Supplied material:
◇ ◇ ◇
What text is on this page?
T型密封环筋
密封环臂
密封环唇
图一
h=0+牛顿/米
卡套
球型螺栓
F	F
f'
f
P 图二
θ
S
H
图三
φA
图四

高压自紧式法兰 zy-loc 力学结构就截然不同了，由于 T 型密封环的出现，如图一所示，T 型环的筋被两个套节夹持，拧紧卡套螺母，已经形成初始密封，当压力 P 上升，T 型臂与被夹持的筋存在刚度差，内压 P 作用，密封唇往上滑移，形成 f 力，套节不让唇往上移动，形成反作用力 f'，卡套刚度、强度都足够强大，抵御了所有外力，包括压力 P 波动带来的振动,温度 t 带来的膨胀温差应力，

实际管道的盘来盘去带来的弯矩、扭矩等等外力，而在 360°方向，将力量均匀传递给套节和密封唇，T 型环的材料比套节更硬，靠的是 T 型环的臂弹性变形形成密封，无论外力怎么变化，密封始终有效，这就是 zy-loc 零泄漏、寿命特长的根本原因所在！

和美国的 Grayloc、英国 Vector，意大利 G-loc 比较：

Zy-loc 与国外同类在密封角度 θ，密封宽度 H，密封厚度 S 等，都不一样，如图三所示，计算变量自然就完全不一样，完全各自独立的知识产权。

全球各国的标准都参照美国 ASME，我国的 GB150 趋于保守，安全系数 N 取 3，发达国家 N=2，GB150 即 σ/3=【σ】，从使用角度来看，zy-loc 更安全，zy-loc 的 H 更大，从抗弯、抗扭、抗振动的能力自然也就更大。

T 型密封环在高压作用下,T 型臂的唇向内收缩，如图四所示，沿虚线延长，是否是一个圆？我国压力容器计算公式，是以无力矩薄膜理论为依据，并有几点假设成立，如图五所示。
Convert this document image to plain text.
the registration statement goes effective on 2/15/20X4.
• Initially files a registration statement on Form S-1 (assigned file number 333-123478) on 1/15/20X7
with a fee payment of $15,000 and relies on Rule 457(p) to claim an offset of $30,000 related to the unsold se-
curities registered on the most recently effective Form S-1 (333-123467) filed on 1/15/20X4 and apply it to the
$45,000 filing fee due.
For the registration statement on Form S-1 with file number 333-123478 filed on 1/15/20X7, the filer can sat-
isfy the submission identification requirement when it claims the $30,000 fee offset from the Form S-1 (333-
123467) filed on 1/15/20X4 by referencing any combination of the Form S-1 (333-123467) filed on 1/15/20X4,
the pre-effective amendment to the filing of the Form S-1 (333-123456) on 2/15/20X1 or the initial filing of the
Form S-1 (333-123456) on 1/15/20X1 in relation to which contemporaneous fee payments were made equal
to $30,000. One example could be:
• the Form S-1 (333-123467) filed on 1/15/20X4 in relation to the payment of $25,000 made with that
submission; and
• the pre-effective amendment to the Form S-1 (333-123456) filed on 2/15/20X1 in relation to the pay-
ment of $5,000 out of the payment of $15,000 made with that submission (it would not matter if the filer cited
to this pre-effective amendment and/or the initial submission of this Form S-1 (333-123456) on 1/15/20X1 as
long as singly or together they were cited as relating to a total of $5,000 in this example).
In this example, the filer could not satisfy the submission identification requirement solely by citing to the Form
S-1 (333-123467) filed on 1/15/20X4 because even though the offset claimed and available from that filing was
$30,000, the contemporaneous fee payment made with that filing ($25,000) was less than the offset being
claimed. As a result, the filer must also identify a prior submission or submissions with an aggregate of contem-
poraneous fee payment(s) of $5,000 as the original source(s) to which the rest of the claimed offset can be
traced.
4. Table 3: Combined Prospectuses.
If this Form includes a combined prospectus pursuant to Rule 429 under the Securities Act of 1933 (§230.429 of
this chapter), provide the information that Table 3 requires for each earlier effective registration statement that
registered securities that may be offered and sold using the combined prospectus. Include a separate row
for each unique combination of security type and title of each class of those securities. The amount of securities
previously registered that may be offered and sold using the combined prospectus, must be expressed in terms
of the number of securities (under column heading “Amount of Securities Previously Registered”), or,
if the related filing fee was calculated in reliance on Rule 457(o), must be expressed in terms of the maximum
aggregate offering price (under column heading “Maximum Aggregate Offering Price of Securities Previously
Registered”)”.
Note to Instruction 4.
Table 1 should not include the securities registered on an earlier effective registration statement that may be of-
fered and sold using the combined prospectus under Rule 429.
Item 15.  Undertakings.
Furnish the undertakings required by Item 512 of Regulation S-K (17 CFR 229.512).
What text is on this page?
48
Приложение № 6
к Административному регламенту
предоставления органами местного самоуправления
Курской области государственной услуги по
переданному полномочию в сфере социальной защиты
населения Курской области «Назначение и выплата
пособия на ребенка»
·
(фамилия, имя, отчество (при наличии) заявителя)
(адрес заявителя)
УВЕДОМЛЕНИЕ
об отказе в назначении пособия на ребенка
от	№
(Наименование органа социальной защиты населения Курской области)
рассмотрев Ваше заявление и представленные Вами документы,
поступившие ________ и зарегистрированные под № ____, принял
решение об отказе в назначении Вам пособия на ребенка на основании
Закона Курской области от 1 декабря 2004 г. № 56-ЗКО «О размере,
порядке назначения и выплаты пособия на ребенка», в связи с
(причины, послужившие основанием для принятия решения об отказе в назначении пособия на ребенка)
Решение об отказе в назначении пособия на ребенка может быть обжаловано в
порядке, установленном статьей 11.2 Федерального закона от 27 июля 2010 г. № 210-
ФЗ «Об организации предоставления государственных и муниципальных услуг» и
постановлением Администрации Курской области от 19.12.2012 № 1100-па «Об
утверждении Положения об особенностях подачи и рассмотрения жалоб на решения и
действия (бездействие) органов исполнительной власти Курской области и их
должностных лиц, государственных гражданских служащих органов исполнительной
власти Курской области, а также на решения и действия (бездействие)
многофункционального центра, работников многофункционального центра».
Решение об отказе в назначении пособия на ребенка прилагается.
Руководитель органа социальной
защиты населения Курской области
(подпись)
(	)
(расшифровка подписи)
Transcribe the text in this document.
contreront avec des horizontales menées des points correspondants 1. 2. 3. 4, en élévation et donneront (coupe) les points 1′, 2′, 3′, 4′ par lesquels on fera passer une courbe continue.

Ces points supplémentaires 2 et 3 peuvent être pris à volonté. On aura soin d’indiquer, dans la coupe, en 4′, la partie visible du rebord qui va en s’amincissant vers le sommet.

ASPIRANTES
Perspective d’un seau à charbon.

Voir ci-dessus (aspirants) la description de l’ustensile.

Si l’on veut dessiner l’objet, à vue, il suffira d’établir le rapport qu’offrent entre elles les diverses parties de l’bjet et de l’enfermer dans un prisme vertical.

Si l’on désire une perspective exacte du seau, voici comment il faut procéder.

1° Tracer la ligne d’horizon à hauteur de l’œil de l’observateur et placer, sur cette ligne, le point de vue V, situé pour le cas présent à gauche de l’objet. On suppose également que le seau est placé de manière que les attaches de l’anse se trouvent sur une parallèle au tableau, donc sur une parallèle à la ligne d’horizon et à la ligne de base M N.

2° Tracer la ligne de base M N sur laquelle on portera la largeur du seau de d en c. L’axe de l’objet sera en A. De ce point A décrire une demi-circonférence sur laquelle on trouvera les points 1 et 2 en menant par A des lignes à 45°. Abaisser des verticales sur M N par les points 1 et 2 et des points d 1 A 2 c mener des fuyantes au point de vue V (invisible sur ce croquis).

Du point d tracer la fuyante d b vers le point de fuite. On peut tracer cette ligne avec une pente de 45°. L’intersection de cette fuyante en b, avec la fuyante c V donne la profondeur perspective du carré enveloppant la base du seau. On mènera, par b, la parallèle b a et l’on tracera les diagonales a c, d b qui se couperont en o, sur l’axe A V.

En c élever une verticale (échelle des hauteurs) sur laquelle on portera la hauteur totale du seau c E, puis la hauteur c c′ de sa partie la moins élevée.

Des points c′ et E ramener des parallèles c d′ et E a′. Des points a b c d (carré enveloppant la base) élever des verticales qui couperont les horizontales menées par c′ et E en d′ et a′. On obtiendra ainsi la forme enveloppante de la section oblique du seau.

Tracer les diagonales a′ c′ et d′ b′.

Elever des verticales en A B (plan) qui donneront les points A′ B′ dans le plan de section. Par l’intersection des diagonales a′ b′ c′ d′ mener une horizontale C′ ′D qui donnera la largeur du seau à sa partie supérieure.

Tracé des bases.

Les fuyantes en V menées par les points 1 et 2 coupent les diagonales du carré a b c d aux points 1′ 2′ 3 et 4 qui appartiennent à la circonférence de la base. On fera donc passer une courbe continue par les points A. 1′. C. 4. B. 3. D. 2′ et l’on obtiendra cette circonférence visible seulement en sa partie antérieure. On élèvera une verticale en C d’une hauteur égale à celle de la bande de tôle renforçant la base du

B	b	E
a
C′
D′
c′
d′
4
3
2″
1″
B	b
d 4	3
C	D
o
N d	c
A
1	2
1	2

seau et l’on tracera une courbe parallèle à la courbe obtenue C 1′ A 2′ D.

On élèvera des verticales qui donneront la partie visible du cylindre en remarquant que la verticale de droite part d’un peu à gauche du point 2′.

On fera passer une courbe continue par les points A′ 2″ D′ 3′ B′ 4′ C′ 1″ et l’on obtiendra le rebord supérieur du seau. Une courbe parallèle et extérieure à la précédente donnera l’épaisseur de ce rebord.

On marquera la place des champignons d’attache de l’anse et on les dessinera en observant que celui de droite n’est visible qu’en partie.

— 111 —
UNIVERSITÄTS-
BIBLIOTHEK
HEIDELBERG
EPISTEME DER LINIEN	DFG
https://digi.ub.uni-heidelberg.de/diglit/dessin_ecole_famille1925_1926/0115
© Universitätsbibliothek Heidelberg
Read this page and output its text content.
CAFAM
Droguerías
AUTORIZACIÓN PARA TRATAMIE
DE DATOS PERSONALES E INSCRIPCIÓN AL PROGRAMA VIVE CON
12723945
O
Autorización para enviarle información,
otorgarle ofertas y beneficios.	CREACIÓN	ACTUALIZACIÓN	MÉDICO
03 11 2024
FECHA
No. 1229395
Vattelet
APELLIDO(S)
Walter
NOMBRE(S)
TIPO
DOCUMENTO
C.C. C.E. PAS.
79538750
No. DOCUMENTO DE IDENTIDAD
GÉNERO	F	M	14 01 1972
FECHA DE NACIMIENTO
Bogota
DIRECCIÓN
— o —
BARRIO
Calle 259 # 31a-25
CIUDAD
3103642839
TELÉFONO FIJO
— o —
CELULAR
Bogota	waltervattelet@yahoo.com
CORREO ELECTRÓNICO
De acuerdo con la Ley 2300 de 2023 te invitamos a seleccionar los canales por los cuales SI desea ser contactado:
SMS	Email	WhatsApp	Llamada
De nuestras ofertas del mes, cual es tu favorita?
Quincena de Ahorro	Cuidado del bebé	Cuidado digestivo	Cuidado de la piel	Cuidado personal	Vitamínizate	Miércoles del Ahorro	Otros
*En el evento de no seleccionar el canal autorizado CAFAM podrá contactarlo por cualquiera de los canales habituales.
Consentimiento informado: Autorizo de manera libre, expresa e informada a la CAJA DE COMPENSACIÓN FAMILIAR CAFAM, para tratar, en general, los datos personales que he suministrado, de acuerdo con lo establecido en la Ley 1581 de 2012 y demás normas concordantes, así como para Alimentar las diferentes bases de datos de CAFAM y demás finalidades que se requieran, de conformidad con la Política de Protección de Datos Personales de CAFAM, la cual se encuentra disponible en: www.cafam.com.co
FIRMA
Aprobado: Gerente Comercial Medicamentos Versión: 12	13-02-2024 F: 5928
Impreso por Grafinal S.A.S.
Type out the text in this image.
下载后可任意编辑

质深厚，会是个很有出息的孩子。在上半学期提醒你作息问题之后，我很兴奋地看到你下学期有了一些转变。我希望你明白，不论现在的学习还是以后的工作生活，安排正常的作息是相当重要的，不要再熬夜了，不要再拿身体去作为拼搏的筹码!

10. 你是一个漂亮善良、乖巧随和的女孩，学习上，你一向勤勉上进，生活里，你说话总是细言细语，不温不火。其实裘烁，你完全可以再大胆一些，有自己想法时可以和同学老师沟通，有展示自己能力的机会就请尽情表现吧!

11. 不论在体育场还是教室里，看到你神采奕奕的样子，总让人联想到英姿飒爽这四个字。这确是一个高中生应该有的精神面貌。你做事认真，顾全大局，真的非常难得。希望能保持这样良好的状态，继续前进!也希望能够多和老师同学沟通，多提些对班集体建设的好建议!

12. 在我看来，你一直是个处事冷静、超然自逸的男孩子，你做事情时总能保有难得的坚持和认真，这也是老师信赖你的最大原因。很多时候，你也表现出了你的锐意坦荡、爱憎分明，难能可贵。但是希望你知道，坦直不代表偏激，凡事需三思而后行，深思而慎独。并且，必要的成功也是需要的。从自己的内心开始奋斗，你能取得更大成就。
◇ ◇ ◇
Task to complete:
Above are lines of data; state how many of them contain the word "élever", with no other output.

Answer to the task:
2